Dataset items
[start]

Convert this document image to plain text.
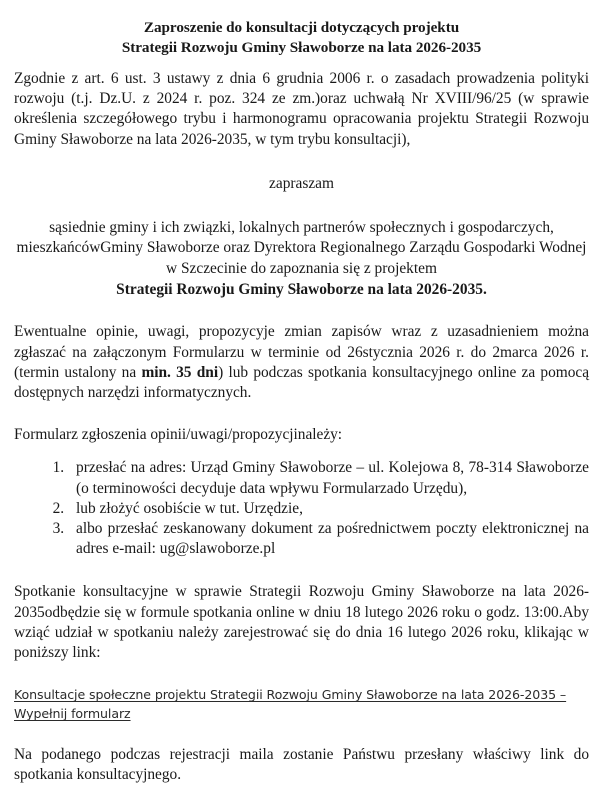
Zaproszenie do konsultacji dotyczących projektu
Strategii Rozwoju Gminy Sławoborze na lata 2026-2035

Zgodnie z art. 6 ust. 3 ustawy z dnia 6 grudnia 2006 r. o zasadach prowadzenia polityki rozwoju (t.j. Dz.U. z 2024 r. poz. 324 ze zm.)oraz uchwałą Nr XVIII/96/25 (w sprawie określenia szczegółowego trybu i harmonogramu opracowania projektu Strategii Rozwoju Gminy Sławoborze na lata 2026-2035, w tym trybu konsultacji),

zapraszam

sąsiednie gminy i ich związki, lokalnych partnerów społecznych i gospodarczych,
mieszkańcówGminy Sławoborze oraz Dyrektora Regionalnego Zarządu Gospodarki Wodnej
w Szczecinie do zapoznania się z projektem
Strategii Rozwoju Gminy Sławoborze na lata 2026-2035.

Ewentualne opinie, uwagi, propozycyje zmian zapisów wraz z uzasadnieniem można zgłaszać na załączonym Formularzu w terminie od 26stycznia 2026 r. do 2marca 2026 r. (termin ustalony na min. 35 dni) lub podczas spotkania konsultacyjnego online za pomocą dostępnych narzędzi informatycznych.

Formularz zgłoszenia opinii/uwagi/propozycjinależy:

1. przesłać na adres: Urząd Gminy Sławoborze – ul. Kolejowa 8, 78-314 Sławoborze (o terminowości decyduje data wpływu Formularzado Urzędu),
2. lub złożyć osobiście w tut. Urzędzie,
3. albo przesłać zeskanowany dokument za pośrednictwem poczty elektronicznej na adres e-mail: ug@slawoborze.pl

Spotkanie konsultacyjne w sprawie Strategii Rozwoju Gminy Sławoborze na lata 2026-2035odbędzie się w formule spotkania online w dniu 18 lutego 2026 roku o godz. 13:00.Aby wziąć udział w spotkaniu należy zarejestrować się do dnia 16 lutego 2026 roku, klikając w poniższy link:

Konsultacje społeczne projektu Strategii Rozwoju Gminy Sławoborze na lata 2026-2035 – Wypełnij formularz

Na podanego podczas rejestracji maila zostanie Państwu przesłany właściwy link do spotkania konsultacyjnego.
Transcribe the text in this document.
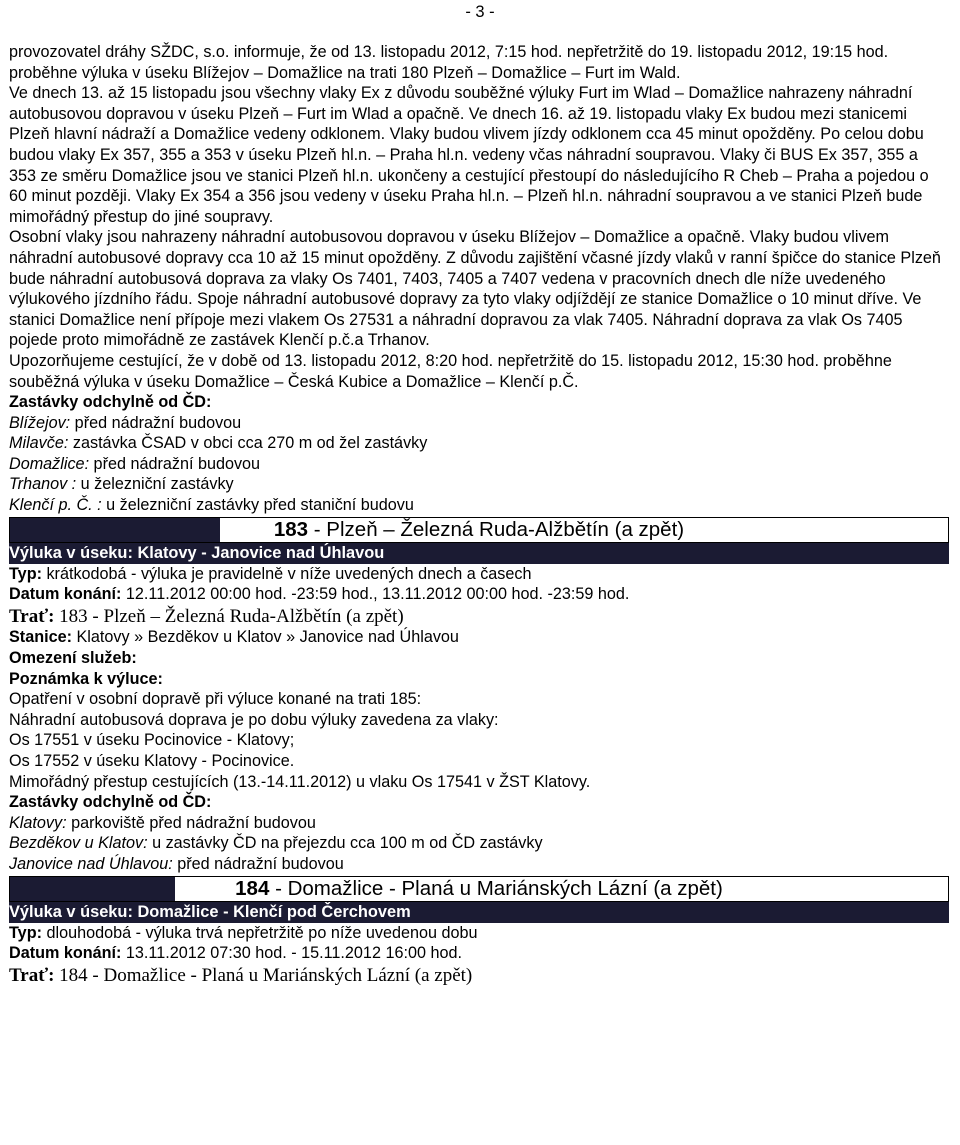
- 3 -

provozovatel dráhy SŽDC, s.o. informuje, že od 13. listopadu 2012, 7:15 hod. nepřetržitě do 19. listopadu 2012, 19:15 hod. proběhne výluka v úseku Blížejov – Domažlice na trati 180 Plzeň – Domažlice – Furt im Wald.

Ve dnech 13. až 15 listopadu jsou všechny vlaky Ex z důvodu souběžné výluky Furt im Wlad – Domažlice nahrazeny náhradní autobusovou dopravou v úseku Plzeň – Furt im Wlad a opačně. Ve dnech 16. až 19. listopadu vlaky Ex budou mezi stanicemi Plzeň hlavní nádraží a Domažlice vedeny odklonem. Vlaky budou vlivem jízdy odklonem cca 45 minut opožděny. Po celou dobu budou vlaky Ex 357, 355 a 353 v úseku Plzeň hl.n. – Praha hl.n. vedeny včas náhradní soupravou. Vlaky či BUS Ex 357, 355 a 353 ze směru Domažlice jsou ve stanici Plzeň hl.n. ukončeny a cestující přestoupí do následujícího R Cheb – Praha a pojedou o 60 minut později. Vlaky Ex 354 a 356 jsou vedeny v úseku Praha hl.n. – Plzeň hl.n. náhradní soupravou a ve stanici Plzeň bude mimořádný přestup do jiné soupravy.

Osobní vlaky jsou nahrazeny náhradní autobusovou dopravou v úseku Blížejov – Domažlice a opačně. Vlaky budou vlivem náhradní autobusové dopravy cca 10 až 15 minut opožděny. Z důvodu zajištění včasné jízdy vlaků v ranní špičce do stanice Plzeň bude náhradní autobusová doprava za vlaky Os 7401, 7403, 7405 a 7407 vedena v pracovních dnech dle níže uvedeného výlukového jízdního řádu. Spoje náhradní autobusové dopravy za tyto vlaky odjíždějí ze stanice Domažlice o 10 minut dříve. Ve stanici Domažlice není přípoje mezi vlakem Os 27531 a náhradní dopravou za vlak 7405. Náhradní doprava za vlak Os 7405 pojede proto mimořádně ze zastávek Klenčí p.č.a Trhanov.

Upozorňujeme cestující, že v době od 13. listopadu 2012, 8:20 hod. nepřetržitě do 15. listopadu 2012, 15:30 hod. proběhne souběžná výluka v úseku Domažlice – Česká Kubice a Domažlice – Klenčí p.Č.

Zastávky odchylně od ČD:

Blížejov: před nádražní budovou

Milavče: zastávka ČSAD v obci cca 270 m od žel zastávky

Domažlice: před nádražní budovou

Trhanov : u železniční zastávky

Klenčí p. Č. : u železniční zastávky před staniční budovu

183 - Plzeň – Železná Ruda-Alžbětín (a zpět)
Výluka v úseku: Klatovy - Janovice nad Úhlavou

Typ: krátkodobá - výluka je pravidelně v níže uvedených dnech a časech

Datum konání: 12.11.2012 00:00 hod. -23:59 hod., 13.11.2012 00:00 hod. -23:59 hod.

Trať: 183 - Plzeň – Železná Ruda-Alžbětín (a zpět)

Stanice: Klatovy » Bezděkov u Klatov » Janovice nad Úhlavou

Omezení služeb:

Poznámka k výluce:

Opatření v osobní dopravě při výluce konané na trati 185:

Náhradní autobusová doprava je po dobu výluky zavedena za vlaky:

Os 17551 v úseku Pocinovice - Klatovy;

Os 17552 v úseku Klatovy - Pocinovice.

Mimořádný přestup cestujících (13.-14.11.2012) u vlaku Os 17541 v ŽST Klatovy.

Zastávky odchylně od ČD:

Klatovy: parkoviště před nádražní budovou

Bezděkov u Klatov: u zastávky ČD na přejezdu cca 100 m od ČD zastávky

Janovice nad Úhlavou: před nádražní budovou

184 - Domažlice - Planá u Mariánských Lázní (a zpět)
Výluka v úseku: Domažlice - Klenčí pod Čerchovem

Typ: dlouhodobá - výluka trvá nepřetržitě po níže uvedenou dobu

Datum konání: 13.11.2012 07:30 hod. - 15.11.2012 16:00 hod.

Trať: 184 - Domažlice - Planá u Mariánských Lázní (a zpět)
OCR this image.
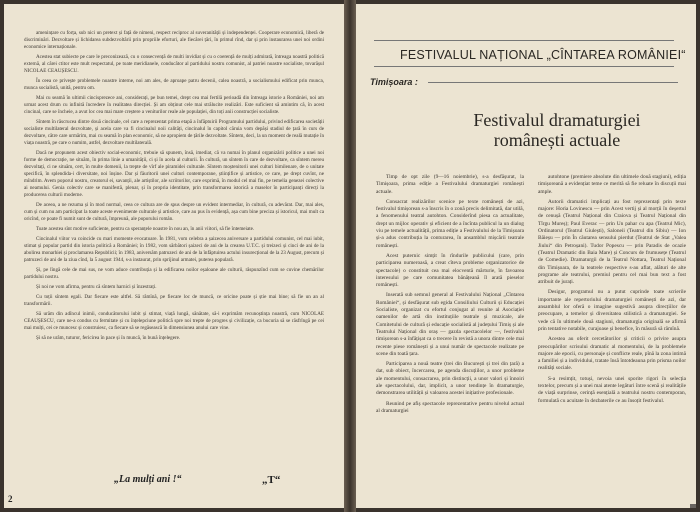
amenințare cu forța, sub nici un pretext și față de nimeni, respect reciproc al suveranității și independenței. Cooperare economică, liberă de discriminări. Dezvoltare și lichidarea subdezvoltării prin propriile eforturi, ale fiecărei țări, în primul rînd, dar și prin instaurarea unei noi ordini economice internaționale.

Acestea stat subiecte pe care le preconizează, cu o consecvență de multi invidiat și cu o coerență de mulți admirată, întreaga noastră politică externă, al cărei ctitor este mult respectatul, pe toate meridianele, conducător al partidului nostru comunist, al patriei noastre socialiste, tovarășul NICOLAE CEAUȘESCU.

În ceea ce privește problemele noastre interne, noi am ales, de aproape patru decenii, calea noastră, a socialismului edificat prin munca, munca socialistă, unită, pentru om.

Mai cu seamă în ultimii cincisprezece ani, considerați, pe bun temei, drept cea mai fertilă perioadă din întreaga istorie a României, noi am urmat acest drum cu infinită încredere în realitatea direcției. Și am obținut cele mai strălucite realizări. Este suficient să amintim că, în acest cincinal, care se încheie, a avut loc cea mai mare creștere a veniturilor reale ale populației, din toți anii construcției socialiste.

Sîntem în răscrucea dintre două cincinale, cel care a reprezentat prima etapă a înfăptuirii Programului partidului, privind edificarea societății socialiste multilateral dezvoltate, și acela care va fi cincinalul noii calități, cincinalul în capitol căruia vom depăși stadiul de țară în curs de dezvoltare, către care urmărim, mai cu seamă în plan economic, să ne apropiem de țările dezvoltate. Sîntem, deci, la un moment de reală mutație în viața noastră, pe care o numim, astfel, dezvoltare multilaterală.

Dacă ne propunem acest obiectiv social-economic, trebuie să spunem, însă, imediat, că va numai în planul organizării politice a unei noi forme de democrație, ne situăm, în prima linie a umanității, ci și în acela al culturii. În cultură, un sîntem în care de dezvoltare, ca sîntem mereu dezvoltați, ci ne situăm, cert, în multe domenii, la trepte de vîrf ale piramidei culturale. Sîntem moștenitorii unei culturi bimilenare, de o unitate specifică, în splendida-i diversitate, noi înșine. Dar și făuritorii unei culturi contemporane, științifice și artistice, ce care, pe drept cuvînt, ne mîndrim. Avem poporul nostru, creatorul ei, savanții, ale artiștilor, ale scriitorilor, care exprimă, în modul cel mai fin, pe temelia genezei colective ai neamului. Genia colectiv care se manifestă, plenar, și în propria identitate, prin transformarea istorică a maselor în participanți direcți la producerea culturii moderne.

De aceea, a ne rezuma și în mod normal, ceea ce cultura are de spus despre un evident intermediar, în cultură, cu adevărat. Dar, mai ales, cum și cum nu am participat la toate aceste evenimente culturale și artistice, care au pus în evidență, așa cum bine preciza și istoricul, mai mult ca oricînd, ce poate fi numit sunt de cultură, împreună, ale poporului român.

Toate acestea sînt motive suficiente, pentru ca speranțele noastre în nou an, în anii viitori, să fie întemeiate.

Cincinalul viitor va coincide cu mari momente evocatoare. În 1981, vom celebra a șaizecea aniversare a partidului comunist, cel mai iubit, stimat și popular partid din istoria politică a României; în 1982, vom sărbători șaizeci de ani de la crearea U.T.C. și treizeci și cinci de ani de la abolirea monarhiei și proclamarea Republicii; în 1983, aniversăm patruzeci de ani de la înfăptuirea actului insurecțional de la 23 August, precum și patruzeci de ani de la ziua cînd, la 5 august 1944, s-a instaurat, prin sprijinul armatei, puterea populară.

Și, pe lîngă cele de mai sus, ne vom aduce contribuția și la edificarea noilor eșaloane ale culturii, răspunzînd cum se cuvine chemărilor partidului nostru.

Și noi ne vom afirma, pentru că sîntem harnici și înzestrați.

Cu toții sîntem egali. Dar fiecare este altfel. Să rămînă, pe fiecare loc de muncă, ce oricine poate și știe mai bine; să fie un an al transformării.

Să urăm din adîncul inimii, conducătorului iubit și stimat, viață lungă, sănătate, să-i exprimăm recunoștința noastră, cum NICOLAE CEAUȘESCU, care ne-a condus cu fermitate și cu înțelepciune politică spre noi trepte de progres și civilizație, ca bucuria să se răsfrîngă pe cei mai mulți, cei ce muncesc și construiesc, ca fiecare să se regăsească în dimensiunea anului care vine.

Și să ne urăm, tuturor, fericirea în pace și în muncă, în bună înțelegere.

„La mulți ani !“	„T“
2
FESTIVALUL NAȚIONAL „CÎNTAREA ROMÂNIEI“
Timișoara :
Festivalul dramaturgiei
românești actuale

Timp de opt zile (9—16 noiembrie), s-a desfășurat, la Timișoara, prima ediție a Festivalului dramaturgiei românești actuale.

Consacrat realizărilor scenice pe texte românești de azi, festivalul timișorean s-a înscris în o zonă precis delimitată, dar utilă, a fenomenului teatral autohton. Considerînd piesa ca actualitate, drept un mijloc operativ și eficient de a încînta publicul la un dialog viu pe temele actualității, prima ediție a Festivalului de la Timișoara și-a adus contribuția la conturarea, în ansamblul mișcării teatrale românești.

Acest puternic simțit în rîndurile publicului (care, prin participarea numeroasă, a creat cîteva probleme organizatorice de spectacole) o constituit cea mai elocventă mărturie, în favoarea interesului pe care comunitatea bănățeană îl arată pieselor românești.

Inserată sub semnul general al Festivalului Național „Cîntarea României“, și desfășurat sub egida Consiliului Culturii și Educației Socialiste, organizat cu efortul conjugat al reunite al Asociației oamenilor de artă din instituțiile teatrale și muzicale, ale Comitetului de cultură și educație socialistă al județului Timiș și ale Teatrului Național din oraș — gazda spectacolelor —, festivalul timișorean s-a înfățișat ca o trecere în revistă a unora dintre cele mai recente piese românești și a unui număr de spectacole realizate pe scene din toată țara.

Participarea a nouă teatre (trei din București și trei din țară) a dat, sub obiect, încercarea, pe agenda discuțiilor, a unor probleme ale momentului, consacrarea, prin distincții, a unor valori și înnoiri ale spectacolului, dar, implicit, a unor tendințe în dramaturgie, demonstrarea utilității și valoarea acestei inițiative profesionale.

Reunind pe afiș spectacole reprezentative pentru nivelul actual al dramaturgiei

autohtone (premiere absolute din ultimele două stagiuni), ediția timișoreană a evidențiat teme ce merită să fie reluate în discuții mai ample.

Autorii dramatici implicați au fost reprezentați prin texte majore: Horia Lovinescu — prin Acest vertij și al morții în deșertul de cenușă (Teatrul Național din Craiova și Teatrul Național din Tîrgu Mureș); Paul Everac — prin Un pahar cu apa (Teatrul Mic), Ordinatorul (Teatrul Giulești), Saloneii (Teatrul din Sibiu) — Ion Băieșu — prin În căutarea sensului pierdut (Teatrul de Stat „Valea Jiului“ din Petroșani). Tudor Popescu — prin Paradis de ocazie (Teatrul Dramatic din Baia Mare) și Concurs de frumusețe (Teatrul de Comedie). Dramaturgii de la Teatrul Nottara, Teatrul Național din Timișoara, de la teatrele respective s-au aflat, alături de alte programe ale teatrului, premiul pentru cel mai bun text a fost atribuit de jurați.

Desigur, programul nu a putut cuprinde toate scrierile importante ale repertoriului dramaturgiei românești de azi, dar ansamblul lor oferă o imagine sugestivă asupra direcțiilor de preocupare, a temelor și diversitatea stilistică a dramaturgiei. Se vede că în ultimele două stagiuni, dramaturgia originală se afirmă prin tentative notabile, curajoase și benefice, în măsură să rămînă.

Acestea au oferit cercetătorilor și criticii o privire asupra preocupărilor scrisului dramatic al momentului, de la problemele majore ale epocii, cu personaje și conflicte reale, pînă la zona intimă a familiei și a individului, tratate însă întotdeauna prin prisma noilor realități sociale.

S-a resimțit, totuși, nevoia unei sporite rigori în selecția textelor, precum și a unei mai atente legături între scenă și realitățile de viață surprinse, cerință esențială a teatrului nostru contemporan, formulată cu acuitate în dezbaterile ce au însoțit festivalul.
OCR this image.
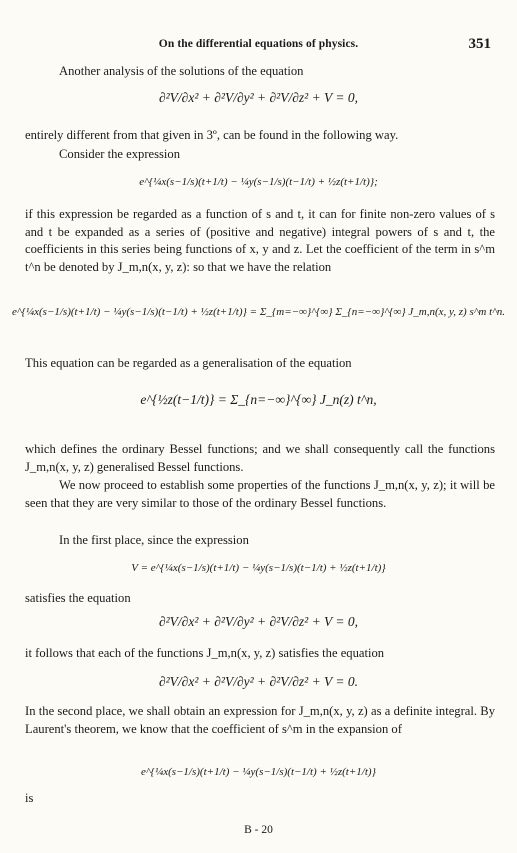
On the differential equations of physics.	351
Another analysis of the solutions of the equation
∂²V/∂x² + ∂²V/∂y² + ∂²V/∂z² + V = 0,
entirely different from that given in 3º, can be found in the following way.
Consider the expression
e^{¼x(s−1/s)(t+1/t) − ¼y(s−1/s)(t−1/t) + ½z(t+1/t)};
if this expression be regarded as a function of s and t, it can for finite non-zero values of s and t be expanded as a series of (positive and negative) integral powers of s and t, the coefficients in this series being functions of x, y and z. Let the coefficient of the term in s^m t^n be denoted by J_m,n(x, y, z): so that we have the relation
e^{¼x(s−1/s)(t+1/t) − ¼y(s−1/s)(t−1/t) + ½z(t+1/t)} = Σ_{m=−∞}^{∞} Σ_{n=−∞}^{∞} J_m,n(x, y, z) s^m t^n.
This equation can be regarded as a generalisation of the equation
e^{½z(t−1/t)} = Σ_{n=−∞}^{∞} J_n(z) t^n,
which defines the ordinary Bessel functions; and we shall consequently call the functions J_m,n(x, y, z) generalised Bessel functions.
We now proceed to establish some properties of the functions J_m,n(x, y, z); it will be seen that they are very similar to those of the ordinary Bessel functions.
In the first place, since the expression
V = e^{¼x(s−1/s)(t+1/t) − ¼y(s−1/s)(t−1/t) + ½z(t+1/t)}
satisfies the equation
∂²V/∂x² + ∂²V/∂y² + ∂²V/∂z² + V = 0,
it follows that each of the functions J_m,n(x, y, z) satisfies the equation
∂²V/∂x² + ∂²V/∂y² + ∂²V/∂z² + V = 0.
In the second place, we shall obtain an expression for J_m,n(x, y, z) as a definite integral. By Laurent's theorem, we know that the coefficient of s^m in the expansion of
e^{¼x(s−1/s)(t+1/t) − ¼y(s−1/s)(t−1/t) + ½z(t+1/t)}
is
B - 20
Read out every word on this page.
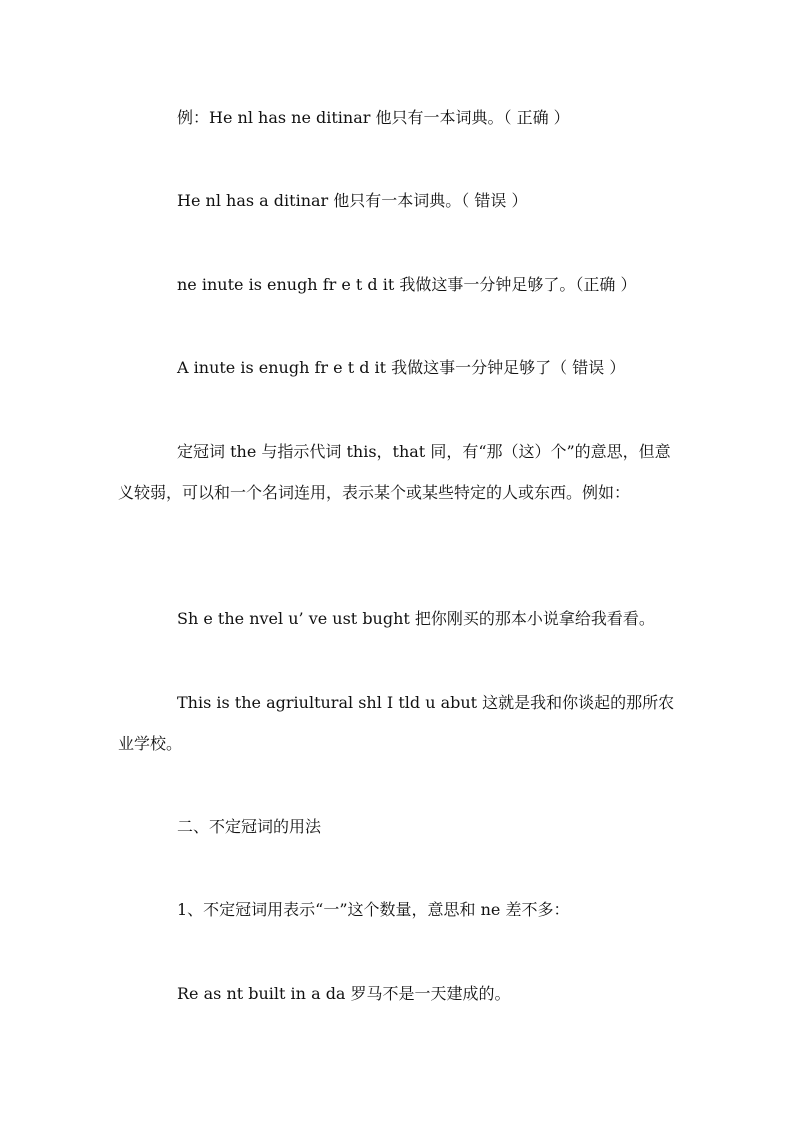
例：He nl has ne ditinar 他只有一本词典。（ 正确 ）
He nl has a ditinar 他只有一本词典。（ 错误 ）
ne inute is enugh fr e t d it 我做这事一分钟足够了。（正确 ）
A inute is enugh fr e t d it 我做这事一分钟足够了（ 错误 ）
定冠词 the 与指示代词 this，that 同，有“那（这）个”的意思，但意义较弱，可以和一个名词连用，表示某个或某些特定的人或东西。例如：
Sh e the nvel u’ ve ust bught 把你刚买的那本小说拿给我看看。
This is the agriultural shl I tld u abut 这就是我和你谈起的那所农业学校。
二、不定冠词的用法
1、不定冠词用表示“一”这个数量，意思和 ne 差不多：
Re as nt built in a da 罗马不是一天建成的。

[end]

* WHAT IS BEING ASKED *
Count how many lines of the listing above include "sprawie" and report that number alone.

* EXERCISE OUTPUT *
2